Reproduce every record below exactly as it appears.

Data records
------------------------------------------------

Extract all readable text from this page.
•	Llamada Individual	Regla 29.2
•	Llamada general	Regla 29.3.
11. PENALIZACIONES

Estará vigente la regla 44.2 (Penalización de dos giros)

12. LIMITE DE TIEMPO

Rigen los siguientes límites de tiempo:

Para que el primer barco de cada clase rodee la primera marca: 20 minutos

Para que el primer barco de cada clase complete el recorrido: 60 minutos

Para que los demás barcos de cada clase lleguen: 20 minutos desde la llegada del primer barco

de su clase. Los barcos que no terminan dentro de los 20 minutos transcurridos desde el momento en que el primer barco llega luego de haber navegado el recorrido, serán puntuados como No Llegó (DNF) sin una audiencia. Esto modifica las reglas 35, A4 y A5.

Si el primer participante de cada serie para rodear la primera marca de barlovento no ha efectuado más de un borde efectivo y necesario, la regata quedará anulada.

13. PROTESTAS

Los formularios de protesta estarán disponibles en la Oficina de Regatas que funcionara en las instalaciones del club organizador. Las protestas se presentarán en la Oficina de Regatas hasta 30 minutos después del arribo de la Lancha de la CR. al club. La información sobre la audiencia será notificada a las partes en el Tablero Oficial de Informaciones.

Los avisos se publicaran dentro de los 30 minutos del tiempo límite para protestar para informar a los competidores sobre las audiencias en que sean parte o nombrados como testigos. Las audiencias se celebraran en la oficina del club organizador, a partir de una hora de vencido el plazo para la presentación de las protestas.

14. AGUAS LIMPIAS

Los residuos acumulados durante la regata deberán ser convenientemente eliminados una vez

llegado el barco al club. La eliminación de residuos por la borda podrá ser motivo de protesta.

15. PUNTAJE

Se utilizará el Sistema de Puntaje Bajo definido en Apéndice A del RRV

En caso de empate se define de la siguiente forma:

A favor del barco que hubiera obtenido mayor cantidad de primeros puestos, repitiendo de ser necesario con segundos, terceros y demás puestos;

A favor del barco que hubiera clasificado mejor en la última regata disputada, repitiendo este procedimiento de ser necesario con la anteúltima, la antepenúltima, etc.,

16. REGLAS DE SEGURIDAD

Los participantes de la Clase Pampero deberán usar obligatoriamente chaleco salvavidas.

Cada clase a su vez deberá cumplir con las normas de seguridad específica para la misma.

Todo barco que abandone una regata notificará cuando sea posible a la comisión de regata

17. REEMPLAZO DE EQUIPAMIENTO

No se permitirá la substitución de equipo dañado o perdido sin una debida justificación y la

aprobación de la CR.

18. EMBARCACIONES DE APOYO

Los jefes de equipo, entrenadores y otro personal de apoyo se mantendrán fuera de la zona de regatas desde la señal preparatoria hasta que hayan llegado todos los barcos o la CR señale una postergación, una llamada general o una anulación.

------------------------------------------------

» **Written solution**:
Extract all readable text from this page.
•	Llamada Individual	Regla 29.2
•	Llamada general	Regla 29.3.
11. PENALIZACIONES

Estará vigente la regla 44.2 (Penalización de dos giros)

12. LIMITE DE TIEMPO

Rigen los siguientes límites de tiempo:

Para que el primer barco de cada clase rodee la primera marca: 20 minutos

Para que el primer barco de cada clase complete el recorrido: 60 minutos

Para que los demás barcos de cada clase lleguen: 20 minutos desde la llegada del primer barco

de su clase. Los barcos que no terminan dentro de los 20 minutos transcurridos desde el momento en que el primer barco llega luego de haber navegado el recorrido, serán puntuados como No Llegó (DNF) sin una audiencia. Esto modifica las reglas 35, A4 y A5.

Si el primer participante de cada serie para rodear la primera marca de barlovento no ha efectuado más de un borde efectivo y necesario, la regata quedará anulada.

13. PROTESTAS

Los formularios de protesta estarán disponibles en la Oficina de Regatas que funcionara en las instalaciones del club organizador. Las protestas se presentarán en la Oficina de Regatas hasta 30 minutos después del arribo de la Lancha de la CR. al club. La información sobre la audiencia será notificada a las partes en el Tablero Oficial de Informaciones.

Los avisos se publicaran dentro de los 30 minutos del tiempo límite para protestar para informar a los competidores sobre las audiencias en que sean parte o nombrados como testigos. Las audiencias se celebraran en la oficina del club organizador, a partir de una hora de vencido el plazo para la presentación de las protestas.

14. AGUAS LIMPIAS

Los residuos acumulados durante la regata deberán ser convenientemente eliminados una vez

llegado el barco al club. La eliminación de residuos por la borda podrá ser motivo de protesta.

15. PUNTAJE

Se utilizará el Sistema de Puntaje Bajo definido en Apéndice A del RRV

En caso de empate se define de la siguiente forma:

A favor del barco que hubiera obtenido mayor cantidad de primeros puestos, repitiendo de ser necesario con segundos, terceros y demás puestos;

A favor del barco que hubiera clasificado mejor en la última regata disputada, repitiendo este procedimiento de ser necesario con la anteúltima, la antepenúltima, etc.,

16. REGLAS DE SEGURIDAD

Los participantes de la Clase Pampero deberán usar obligatoriamente chaleco salvavidas.

Cada clase a su vez deberá cumplir con las normas de seguridad específica para la misma.

Todo barco que abandone una regata notificará cuando sea posible a la comisión de regata

17. REEMPLAZO DE EQUIPAMIENTO

No se permitirá la substitución de equipo dañado o perdido sin una debida justificación y la

aprobación de la CR.

18. EMBARCACIONES DE APOYO

Los jefes de equipo, entrenadores y otro personal de apoyo se mantendrán fuera de la zona de regatas desde la señal preparatoria hasta que hayan llegado todos los barcos o la CR señale una postergación, una llamada general o una anulación.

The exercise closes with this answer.